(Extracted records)
________

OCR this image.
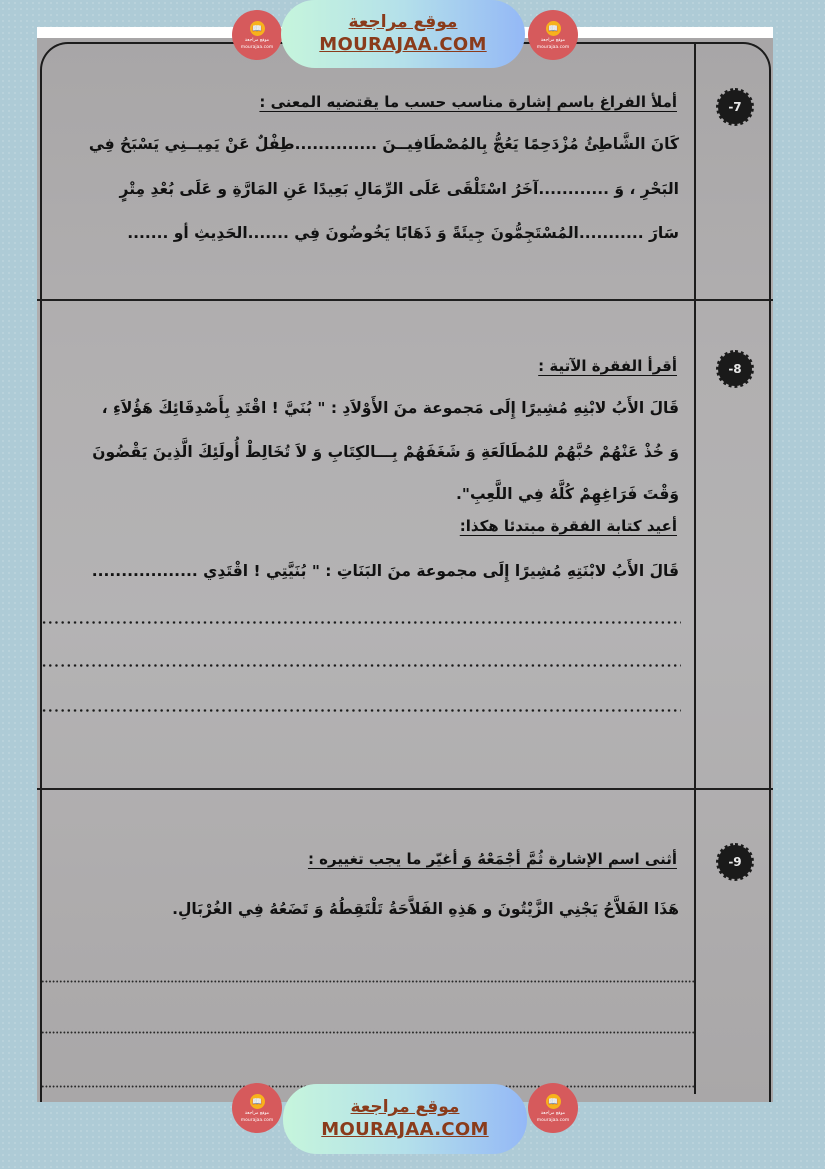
-7
أملأ الفراغ باسم إشارة مناسب حسب ما يقتضيه المعنى :
كَانَ الشَّاطِئُ مُزْدَحِمًا يَعُجُّ بِالمُصْطَافِيــنَ ..............طِفْلٌ عَنْ يَمِيــنِي يَسْبَحُ فِي
البَحْرِ ، وَ ............آخَرُ اسْتَلْقَى عَلَى الرِّمَالِ بَعِيدًا عَنِ المَارَّةِ و عَلَى بُعْدِ مِتْرٍ
سَارَ ...........المُسْتَجِمُّونَ جِيئَةً وَ ذَهَابًا يَخُوضُونَ فِي .......الحَدِيثِ أو .......
-8
أقرأ الفقرة الآتية :
قَالَ الأَبُ لابْنِهِ مُشِيرًا إِلَى مَجموعة منَ الأَوْلاَدِ : " بُنَيَّ ! اقْتَدِ بِأَصْدِقَائِكَ هَؤُلاَءِ ،
وَ خُذْ عَنْهُمْ حُبَّهُمْ للمُطَالَعَةِ وَ شَغَفَهُمْ بِـــالكِتَابِ وَ لاَ تُخَالِطْ أُولَئِكَ الَّذِينَ يَقْضُونَ
وَقْتَ فَرَاغِهِمْ كُلَّهُ فِي اللَّعِبِ".
أعيد كتابة الفقرة مبتدئا هكذا:
قَالَ الأَبُ لابْنَتِهِ مُشِيرًا إِلَى مجموعة منَ البَنَاتِ : " بُنَيَّتِي ! اقْتَدِي ..................
-9
أثنى اسم الإشارة ثُمَّ أجْمَعْهُ وَ أغيّر ما يجب تغييره :
هَذَا الفَلاَّحُ يَجْنِي الزَّيْتُونَ و هَذِهِ الفَلاَّحَةُ تَلْتَقِطُهُ وَ تَضَعُهُ فِي الغُرْبَالِ.
📖
موقع مراجعة
mourajaa.com
موقع مراجعة
MOURAJAA.COM
📖
موقع مراجعة
mourajaa.com
📖
موقع مراجعة
mourajaa.com
موقع مراجعة
MOURAJAA.COM
📖
موقع مراجعة
mourajaa.com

________

Transcribe the material as is, with images omitted.

Result below –
OCR this image.
-7
أملأ الفراغ باسم إشارة مناسب حسب ما يقتضيه المعنى :
كَانَ الشَّاطِئُ مُزْدَحِمًا يَعُجُّ بِالمُصْطَافِيــنَ ..............طِفْلٌ عَنْ يَمِيــنِي يَسْبَحُ فِي
البَحْرِ ، وَ ............آخَرُ اسْتَلْقَى عَلَى الرِّمَالِ بَعِيدًا عَنِ المَارَّةِ و عَلَى بُعْدِ مِتْرٍ
سَارَ ...........المُسْتَجِمُّونَ جِيئَةً وَ ذَهَابًا يَخُوضُونَ فِي .......الحَدِيثِ أو .......
-8
أقرأ الفقرة الآتية :
قَالَ الأَبُ لابْنِهِ مُشِيرًا إِلَى مَجموعة منَ الأَوْلاَدِ : " بُنَيَّ ! اقْتَدِ بِأَصْدِقَائِكَ هَؤُلاَءِ ،
وَ خُذْ عَنْهُمْ حُبَّهُمْ للمُطَالَعَةِ وَ شَغَفَهُمْ بِـــالكِتَابِ وَ لاَ تُخَالِطْ أُولَئِكَ الَّذِينَ يَقْضُونَ
وَقْتَ فَرَاغِهِمْ كُلَّهُ فِي اللَّعِبِ".
أعيد كتابة الفقرة مبتدئا هكذا:
قَالَ الأَبُ لابْنَتِهِ مُشِيرًا إِلَى مجموعة منَ البَنَاتِ : " بُنَيَّتِي ! اقْتَدِي ..................
-9
أثنى اسم الإشارة ثُمَّ أجْمَعْهُ وَ أغيّر ما يجب تغييره :
هَذَا الفَلاَّحُ يَجْنِي الزَّيْتُونَ و هَذِهِ الفَلاَّحَةُ تَلْتَقِطُهُ وَ تَضَعُهُ فِي الغُرْبَالِ.
📖
موقع مراجعة
mourajaa.com
موقع مراجعة
MOURAJAA.COM
📖
موقع مراجعة
mourajaa.com
📖
موقع مراجعة
mourajaa.com
موقع مراجعة
MOURAJAA.COM
📖
موقع مراجعة
mourajaa.com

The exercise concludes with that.